Of all the lines in these entries, how many contain the string "течение"? Give only that count.

--- Items from a dataset ---

[start]

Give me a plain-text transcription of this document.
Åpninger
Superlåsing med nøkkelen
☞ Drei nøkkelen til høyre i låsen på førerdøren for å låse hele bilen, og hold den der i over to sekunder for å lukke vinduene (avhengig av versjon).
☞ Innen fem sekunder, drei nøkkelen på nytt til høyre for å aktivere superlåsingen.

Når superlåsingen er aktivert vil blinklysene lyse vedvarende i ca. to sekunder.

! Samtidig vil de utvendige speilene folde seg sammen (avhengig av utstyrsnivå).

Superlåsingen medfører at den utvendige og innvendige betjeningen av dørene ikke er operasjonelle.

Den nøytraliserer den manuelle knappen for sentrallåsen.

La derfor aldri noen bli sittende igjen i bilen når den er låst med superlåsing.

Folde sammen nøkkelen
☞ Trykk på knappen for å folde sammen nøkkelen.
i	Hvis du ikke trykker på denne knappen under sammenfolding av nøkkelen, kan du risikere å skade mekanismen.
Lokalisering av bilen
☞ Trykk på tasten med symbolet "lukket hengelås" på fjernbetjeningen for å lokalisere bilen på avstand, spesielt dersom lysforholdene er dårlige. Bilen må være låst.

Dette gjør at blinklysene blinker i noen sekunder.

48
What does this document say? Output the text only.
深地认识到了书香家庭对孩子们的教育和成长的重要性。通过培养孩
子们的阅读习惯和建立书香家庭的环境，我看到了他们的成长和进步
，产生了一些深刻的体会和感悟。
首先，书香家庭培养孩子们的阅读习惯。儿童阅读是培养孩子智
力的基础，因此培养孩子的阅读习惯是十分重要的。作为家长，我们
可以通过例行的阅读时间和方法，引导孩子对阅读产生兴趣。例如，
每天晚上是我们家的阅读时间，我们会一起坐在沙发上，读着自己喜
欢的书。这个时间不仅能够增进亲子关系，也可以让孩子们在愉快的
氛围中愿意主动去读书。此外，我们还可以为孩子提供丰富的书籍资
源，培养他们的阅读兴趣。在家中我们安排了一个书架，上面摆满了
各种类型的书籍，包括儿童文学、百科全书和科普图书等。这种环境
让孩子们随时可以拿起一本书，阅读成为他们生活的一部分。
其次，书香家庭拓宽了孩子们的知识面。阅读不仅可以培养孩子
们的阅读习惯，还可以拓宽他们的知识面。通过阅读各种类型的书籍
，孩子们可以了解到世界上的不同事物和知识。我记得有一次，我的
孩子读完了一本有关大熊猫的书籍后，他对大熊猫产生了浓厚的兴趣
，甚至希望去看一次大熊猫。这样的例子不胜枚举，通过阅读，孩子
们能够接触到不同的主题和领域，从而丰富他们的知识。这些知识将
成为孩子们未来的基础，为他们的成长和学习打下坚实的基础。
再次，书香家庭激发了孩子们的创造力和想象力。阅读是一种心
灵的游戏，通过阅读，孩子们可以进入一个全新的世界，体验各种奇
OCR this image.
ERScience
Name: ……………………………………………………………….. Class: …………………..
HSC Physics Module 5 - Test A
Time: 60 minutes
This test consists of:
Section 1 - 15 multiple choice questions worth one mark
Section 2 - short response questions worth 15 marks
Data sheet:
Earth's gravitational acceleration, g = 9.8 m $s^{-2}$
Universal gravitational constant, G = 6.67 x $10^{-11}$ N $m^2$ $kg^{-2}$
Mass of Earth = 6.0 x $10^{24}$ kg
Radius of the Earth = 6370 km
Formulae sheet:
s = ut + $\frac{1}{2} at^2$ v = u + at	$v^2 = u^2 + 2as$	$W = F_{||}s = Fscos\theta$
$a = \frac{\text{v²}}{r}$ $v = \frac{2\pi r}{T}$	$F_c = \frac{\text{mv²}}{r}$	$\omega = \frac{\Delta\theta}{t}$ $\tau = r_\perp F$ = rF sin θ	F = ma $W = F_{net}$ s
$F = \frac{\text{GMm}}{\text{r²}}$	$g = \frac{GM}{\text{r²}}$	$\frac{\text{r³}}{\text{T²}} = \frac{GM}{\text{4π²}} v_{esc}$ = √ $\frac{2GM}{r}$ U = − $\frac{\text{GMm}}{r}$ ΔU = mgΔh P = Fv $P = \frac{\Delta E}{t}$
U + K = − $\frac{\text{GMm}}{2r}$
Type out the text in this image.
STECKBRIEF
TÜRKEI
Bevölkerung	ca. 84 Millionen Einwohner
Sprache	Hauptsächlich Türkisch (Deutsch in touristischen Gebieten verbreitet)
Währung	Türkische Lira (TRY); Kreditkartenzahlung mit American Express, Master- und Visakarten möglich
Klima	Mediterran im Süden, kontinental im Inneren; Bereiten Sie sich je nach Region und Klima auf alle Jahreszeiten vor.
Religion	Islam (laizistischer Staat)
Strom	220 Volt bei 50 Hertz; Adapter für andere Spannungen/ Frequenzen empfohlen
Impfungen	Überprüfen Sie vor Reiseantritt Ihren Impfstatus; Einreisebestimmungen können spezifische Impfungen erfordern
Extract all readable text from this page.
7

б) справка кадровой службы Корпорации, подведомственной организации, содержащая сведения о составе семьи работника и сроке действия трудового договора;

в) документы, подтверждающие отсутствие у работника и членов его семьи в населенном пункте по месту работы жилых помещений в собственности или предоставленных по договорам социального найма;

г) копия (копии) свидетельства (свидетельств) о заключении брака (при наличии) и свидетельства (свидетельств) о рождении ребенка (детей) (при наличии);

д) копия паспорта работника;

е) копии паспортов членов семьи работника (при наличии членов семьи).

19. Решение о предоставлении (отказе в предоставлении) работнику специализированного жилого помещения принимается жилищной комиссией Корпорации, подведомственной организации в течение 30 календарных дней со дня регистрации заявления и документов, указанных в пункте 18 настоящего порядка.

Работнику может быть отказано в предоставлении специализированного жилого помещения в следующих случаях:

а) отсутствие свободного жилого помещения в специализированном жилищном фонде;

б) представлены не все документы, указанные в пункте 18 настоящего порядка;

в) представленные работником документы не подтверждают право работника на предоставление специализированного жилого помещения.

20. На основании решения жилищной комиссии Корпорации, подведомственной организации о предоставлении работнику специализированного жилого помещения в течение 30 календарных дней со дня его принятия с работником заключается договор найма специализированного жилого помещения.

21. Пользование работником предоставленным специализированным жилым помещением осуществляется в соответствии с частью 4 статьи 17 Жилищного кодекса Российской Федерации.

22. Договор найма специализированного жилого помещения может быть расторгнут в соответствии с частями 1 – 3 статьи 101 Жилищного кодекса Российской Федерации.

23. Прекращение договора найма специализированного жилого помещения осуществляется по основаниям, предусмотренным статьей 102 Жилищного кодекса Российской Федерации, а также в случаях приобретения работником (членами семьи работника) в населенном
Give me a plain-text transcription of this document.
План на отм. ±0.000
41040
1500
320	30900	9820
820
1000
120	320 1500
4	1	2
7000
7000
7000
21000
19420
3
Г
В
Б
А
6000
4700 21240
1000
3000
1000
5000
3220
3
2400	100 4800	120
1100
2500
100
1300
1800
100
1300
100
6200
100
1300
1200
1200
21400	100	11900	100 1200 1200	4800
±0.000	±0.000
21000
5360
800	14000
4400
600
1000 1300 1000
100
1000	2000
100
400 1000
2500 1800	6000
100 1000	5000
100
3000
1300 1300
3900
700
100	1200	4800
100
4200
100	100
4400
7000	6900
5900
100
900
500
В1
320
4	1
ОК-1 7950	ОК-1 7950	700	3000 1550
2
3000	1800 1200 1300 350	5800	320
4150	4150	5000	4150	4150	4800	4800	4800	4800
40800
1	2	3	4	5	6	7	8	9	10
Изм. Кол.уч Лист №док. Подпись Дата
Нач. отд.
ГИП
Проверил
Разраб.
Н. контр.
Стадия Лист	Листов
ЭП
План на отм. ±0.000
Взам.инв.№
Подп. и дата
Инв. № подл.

[end]

--- The output ---
2